THE TASK: How many of the lines below contain "data"? Answer with that number alone.

※

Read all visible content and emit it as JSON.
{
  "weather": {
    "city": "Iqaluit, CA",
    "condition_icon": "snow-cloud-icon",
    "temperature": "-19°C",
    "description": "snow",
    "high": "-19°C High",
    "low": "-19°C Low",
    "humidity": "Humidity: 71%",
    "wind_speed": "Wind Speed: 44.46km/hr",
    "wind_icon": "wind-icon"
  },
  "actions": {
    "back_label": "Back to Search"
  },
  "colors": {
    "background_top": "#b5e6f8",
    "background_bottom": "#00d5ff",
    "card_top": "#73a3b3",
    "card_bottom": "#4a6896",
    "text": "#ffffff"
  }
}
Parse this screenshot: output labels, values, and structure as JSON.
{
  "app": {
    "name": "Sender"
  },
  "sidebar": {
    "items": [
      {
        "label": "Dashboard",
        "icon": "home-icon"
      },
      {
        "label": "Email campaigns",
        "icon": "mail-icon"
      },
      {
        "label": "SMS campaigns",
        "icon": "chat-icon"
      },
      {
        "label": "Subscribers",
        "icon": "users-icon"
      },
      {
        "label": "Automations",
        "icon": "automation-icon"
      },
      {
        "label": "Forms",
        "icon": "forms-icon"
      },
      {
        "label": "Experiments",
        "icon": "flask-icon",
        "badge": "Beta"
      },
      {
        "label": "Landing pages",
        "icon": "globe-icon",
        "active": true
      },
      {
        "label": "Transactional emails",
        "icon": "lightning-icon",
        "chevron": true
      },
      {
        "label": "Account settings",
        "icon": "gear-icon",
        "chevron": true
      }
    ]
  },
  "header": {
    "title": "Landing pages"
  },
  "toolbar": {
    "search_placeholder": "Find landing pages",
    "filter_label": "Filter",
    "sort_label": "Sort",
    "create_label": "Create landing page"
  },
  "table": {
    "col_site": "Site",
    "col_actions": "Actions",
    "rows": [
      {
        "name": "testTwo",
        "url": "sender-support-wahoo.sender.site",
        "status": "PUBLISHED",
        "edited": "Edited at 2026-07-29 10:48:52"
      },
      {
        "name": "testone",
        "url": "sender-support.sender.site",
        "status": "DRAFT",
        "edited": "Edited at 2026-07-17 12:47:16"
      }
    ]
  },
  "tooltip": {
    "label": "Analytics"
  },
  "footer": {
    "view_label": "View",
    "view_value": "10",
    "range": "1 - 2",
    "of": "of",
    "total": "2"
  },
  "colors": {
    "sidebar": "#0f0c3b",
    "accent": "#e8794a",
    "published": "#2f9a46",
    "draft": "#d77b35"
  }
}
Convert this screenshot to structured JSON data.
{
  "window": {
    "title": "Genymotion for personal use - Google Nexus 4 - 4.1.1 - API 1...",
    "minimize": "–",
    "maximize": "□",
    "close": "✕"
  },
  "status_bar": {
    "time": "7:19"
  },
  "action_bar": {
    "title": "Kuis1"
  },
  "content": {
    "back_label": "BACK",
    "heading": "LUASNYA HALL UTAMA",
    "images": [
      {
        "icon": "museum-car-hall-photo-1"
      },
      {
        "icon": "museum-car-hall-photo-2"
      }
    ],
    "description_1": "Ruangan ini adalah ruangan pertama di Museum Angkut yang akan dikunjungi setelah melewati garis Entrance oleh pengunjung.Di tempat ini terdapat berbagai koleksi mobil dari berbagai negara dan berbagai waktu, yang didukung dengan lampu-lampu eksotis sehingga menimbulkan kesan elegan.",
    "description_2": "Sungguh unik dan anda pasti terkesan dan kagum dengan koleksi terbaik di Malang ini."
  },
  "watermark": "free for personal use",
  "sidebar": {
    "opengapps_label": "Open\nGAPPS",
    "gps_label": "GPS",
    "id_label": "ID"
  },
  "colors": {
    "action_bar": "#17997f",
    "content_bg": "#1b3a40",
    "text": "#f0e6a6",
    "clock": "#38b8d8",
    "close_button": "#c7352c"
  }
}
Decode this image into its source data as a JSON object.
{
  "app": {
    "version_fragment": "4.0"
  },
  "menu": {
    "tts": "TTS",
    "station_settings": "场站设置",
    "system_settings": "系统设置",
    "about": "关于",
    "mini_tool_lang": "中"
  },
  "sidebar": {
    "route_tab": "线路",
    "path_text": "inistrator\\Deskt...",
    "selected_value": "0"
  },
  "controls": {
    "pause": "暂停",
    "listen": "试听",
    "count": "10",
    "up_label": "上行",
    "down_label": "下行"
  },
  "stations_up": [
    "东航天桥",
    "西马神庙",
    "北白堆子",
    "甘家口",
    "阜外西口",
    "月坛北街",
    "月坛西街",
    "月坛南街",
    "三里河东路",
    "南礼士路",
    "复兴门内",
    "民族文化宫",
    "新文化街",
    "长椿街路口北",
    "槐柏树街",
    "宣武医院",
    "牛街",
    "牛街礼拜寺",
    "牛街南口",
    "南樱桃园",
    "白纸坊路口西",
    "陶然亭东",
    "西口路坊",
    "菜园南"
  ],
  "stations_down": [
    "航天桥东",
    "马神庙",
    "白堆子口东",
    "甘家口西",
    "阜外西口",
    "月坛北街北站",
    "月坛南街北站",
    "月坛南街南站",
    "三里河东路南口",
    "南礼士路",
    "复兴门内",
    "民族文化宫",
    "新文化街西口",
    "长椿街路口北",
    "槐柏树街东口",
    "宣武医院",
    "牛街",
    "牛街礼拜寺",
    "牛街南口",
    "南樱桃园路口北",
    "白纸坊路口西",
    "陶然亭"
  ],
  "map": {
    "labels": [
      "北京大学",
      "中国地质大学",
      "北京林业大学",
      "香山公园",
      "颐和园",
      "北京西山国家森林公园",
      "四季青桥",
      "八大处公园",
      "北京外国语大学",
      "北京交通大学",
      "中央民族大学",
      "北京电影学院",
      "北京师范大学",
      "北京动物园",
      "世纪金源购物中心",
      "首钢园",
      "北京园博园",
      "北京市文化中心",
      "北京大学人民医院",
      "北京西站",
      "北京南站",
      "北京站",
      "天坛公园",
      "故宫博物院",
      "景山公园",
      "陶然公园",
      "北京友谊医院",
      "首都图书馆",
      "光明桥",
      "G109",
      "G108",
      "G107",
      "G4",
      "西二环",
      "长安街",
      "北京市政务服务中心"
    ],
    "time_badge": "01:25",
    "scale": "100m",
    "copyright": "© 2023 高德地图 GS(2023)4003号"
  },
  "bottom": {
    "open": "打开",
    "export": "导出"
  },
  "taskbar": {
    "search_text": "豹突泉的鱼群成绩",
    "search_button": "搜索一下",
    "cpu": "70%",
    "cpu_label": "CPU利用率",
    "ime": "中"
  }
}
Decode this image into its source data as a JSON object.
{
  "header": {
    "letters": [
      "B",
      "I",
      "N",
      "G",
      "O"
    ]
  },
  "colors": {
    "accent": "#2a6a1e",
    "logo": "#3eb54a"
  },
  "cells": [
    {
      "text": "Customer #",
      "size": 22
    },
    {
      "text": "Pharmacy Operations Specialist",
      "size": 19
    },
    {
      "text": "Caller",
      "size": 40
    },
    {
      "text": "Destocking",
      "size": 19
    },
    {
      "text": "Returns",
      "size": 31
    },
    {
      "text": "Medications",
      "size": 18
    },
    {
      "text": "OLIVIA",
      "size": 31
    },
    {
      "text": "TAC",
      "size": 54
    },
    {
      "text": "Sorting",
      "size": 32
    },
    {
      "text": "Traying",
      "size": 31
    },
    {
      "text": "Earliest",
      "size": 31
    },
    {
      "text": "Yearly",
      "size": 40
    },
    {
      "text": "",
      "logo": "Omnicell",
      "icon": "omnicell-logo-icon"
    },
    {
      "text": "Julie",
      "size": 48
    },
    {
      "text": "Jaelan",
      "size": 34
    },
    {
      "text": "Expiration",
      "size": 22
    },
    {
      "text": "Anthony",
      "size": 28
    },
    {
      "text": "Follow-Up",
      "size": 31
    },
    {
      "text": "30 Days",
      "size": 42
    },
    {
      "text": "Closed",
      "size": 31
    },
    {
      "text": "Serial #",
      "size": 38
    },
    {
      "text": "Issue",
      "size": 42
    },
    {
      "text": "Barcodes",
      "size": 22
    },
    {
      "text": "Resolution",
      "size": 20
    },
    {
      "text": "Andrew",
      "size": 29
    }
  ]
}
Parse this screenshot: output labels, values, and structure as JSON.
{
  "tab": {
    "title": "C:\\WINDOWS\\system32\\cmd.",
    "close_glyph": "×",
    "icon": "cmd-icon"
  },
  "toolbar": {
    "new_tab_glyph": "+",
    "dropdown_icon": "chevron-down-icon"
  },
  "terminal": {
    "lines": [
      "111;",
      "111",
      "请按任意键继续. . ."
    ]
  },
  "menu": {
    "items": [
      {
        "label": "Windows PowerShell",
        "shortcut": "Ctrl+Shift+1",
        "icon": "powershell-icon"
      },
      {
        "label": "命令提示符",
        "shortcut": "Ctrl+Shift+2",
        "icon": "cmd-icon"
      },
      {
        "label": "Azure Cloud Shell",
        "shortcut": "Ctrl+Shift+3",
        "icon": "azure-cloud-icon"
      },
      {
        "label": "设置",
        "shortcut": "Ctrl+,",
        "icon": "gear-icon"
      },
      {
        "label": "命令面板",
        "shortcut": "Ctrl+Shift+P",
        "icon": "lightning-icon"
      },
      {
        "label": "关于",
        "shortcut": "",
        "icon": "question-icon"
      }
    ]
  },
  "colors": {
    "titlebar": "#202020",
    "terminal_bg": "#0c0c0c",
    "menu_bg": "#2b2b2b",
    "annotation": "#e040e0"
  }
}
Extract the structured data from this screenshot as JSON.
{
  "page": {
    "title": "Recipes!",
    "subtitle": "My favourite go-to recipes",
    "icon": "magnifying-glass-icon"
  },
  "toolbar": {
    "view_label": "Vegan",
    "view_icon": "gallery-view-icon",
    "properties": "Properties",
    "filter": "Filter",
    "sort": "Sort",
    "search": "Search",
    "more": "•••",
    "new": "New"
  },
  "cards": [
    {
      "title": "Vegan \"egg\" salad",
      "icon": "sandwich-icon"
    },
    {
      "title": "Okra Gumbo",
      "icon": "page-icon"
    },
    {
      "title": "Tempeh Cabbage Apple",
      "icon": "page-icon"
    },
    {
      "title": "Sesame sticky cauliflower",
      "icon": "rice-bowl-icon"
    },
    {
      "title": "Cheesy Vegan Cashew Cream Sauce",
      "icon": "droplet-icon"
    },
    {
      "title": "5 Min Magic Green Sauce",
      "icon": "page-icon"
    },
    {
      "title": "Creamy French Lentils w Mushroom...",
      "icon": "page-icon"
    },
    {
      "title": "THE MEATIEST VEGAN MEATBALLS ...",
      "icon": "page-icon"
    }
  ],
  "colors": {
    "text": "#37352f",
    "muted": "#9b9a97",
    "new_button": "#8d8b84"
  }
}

※

OUTPUT OF THE TASK: 4